START
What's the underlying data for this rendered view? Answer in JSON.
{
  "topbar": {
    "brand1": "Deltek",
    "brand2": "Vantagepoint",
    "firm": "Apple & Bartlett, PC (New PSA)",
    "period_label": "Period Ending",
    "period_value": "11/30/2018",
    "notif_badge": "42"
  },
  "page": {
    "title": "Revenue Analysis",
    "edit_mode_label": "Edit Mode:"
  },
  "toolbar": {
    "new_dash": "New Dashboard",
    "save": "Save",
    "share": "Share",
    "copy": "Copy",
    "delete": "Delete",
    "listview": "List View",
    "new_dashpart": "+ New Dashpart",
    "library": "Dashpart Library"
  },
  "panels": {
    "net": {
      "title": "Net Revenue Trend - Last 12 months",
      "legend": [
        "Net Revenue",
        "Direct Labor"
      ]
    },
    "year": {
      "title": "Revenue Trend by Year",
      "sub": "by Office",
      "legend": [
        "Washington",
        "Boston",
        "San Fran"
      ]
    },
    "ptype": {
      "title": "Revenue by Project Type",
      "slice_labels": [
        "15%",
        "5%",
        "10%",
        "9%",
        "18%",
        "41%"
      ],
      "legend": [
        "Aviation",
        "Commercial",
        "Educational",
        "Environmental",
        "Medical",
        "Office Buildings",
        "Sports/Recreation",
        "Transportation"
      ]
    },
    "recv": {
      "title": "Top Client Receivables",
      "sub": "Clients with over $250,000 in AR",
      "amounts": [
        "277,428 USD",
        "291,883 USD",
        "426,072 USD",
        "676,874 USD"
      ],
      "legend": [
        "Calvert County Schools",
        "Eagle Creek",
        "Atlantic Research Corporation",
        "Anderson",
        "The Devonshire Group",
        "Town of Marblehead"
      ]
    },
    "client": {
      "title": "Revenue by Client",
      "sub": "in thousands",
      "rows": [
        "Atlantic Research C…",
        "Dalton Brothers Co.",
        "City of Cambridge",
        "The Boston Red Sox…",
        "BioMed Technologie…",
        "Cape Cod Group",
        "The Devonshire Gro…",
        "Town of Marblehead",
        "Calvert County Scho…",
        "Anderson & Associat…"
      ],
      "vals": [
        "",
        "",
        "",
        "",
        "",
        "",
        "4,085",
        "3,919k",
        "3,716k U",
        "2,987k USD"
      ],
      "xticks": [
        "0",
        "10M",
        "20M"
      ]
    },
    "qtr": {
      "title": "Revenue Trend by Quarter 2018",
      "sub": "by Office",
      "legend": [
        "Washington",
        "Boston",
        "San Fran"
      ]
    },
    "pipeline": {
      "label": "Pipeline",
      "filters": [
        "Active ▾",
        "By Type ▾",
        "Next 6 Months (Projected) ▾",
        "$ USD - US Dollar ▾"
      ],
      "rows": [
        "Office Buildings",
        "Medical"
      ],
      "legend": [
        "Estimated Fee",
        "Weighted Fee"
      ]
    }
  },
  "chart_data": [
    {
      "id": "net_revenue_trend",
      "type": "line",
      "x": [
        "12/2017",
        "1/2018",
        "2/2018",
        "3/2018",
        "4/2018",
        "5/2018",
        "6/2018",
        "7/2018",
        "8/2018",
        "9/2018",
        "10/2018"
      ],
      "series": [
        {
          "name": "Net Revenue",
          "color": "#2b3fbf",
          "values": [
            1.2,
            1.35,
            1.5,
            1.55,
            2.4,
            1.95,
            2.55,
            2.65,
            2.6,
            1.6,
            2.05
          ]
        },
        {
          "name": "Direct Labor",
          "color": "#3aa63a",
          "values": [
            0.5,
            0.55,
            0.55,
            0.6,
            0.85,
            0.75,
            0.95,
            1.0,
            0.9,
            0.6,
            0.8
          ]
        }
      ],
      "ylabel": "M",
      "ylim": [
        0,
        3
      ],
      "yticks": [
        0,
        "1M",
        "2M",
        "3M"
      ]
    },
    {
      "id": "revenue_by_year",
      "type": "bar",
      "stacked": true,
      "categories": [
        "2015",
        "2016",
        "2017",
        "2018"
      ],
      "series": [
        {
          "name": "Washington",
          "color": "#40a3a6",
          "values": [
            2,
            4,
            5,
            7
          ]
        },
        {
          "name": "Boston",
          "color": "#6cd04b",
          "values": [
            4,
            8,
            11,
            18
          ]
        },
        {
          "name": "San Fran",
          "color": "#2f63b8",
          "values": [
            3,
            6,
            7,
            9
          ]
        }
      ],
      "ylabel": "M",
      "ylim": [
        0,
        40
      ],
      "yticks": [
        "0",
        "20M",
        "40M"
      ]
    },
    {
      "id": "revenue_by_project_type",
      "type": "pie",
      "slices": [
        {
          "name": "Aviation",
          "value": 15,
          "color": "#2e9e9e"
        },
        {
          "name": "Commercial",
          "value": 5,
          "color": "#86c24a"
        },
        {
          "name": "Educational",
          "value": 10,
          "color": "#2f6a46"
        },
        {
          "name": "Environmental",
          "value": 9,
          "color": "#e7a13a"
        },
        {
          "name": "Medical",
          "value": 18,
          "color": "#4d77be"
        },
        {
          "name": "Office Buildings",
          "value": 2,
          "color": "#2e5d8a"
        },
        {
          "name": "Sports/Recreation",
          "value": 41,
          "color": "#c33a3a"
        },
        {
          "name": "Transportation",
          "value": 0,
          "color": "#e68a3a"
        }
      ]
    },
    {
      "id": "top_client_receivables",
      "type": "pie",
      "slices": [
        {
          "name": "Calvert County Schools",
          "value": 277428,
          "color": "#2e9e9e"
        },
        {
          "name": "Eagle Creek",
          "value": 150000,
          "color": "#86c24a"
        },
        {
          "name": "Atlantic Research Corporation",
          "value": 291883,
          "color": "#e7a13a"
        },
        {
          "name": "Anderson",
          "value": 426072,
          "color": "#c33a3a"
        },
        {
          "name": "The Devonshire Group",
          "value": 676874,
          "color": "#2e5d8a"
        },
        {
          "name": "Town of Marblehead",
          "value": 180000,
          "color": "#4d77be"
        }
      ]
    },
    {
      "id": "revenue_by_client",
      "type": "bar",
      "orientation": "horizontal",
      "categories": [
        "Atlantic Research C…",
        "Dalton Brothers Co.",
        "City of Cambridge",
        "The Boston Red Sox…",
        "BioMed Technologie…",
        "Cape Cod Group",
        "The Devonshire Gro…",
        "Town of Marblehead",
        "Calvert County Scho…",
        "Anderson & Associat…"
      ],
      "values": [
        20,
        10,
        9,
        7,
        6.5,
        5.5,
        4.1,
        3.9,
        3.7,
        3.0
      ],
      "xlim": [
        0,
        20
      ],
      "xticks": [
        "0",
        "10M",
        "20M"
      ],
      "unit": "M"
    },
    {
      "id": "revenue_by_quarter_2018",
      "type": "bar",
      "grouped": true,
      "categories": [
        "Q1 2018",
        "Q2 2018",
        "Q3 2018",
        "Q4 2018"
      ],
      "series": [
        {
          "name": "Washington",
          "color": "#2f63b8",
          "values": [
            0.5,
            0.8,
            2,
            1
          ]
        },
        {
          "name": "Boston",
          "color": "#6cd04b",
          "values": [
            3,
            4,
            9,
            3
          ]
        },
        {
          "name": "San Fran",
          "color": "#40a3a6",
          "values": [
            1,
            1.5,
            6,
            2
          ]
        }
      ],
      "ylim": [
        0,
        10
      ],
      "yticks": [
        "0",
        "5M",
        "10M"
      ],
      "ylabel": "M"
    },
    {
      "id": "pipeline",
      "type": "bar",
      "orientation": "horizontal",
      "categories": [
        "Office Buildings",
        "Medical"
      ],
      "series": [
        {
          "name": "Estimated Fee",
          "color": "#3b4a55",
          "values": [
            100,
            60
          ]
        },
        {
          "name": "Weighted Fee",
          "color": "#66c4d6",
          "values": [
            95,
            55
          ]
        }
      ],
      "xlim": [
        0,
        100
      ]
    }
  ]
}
END
▶ **INSTRUCTIONS FOR THE TASK**
Reproduce the data in full, exactly as presented.

▶ **COMPLETE ANSWER**
What's the underlying data for this rendered view? Answer in JSON.
{
  "topbar": {
    "brand1": "Deltek",
    "brand2": "Vantagepoint",
    "firm": "Apple & Bartlett, PC (New PSA)",
    "period_label": "Period Ending",
    "period_value": "11/30/2018",
    "notif_badge": "42"
  },
  "page": {
    "title": "Revenue Analysis",
    "edit_mode_label": "Edit Mode:"
  },
  "toolbar": {
    "new_dash": "New Dashboard",
    "save": "Save",
    "share": "Share",
    "copy": "Copy",
    "delete": "Delete",
    "listview": "List View",
    "new_dashpart": "+ New Dashpart",
    "library": "Dashpart Library"
  },
  "panels": {
    "net": {
      "title": "Net Revenue Trend - Last 12 months",
      "legend": [
        "Net Revenue",
        "Direct Labor"
      ]
    },
    "year": {
      "title": "Revenue Trend by Year",
      "sub": "by Office",
      "legend": [
        "Washington",
        "Boston",
        "San Fran"
      ]
    },
    "ptype": {
      "title": "Revenue by Project Type",
      "slice_labels": [
        "15%",
        "5%",
        "10%",
        "9%",
        "18%",
        "41%"
      ],
      "legend": [
        "Aviation",
        "Commercial",
        "Educational",
        "Environmental",
        "Medical",
        "Office Buildings",
        "Sports/Recreation",
        "Transportation"
      ]
    },
    "recv": {
      "title": "Top Client Receivables",
      "sub": "Clients with over $250,000 in AR",
      "amounts": [
        "277,428 USD",
        "291,883 USD",
        "426,072 USD",
        "676,874 USD"
      ],
      "legend": [
        "Calvert County Schools",
        "Eagle Creek",
        "Atlantic Research Corporation",
        "Anderson",
        "The Devonshire Group",
        "Town of Marblehead"
      ]
    },
    "client": {
      "title": "Revenue by Client",
      "sub": "in thousands",
      "rows": [
        "Atlantic Research C…",
        "Dalton Brothers Co.",
        "City of Cambridge",
        "The Boston Red Sox…",
        "BioMed Technologie…",
        "Cape Cod Group",
        "The Devonshire Gro…",
        "Town of Marblehead",
        "Calvert County Scho…",
        "Anderson & Associat…"
      ],
      "vals": [
        "",
        "",
        "",
        "",
        "",
        "",
        "4,085",
        "3,919k",
        "3,716k U",
        "2,987k USD"
      ],
      "xticks": [
        "0",
        "10M",
        "20M"
      ]
    },
    "qtr": {
      "title": "Revenue Trend by Quarter 2018",
      "sub": "by Office",
      "legend": [
        "Washington",
        "Boston",
        "San Fran"
      ]
    },
    "pipeline": {
      "label": "Pipeline",
      "filters": [
        "Active ▾",
        "By Type ▾",
        "Next 6 Months (Projected) ▾",
        "$ USD - US Dollar ▾"
      ],
      "rows": [
        "Office Buildings",
        "Medical"
      ],
      "legend": [
        "Estimated Fee",
        "Weighted Fee"
      ]
    }
  },
  "chart_data": [
    {
      "id": "net_revenue_trend",
      "type": "line",
      "x": [
        "12/2017",
        "1/2018",
        "2/2018",
        "3/2018",
        "4/2018",
        "5/2018",
        "6/2018",
        "7/2018",
        "8/2018",
        "9/2018",
        "10/2018"
      ],
      "series": [
        {
          "name": "Net Revenue",
          "color": "#2b3fbf",
          "values": [
            1.2,
            1.35,
            1.5,
            1.55,
            2.4,
            1.95,
            2.55,
            2.65,
            2.6,
            1.6,
            2.05
          ]
        },
        {
          "name": "Direct Labor",
          "color": "#3aa63a",
          "values": [
            0.5,
            0.55,
            0.55,
            0.6,
            0.85,
            0.75,
            0.95,
            1.0,
            0.9,
            0.6,
            0.8
          ]
        }
      ],
      "ylabel": "M",
      "ylim": [
        0,
        3
      ],
      "yticks": [
        0,
        "1M",
        "2M",
        "3M"
      ]
    },
    {
      "id": "revenue_by_year",
      "type": "bar",
      "stacked": true,
      "categories": [
        "2015",
        "2016",
        "2017",
        "2018"
      ],
      "series": [
        {
          "name": "Washington",
          "color": "#40a3a6",
          "values": [
            2,
            4,
            5,
            7
          ]
        },
        {
          "name": "Boston",
          "color": "#6cd04b",
          "values": [
            4,
            8,
            11,
            18
          ]
        },
        {
          "name": "San Fran",
          "color": "#2f63b8",
          "values": [
            3,
            6,
            7,
            9
          ]
        }
      ],
      "ylabel": "M",
      "ylim": [
        0,
        40
      ],
      "yticks": [
        "0",
        "20M",
        "40M"
      ]
    },
    {
      "id": "revenue_by_project_type",
      "type": "pie",
      "slices": [
        {
          "name": "Aviation",
          "value": 15,
          "color": "#2e9e9e"
        },
        {
          "name": "Commercial",
          "value": 5,
          "color": "#86c24a"
        },
        {
          "name": "Educational",
          "value": 10,
          "color": "#2f6a46"
        },
        {
          "name": "Environmental",
          "value": 9,
          "color": "#e7a13a"
        },
        {
          "name": "Medical",
          "value": 18,
          "color": "#4d77be"
        },
        {
          "name": "Office Buildings",
          "value": 2,
          "color": "#2e5d8a"
        },
        {
          "name": "Sports/Recreation",
          "value": 41,
          "color": "#c33a3a"
        },
        {
          "name": "Transportation",
          "value": 0,
          "color": "#e68a3a"
        }
      ]
    },
    {
      "id": "top_client_receivables",
      "type": "pie",
      "slices": [
        {
          "name": "Calvert County Schools",
          "value": 277428,
          "color": "#2e9e9e"
        },
        {
          "name": "Eagle Creek",
          "value": 150000,
          "color": "#86c24a"
        },
        {
          "name": "Atlantic Research Corporation",
          "value": 291883,
          "color": "#e7a13a"
        },
        {
          "name": "Anderson",
          "value": 426072,
          "color": "#c33a3a"
        },
        {
          "name": "The Devonshire Group",
          "value": 676874,
          "color": "#2e5d8a"
        },
        {
          "name": "Town of Marblehead",
          "value": 180000,
          "color": "#4d77be"
        }
      ]
    },
    {
      "id": "revenue_by_client",
      "type": "bar",
      "orientation": "horizontal",
      "categories": [
        "Atlantic Research C…",
        "Dalton Brothers Co.",
        "City of Cambridge",
        "The Boston Red Sox…",
        "BioMed Technologie…",
        "Cape Cod Group",
        "The Devonshire Gro…",
        "Town of Marblehead",
        "Calvert County Scho…",
        "Anderson & Associat…"
      ],
      "values": [
        20,
        10,
        9,
        7,
        6.5,
        5.5,
        4.1,
        3.9,
        3.7,
        3.0
      ],
      "xlim": [
        0,
        20
      ],
      "xticks": [
        "0",
        "10M",
        "20M"
      ],
      "unit": "M"
    },
    {
      "id": "revenue_by_quarter_2018",
      "type": "bar",
      "grouped": true,
      "categories": [
        "Q1 2018",
        "Q2 2018",
        "Q3 2018",
        "Q4 2018"
      ],
      "series": [
        {
          "name": "Washington",
          "color": "#2f63b8",
          "values": [
            0.5,
            0.8,
            2,
            1
          ]
        },
        {
          "name": "Boston",
          "color": "#6cd04b",
          "values": [
            3,
            4,
            9,
            3
          ]
        },
        {
          "name": "San Fran",
          "color": "#40a3a6",
          "values": [
            1,
            1.5,
            6,
            2
          ]
        }
      ],
      "ylim": [
        0,
        10
      ],
      "yticks": [
        "0",
        "5M",
        "10M"
      ],
      "ylabel": "M"
    },
    {
      "id": "pipeline",
      "type": "bar",
      "orientation": "horizontal",
      "categories": [
        "Office Buildings",
        "Medical"
      ],
      "series": [
        {
          "name": "Estimated Fee",
          "color": "#3b4a55",
          "values": [
            100,
            60
          ]
        },
        {
          "name": "Weighted Fee",
          "color": "#66c4d6",
          "values": [
            95,
            55
          ]
        }
      ],
      "xlim": [
        0,
        100
      ]
    }
  ]
}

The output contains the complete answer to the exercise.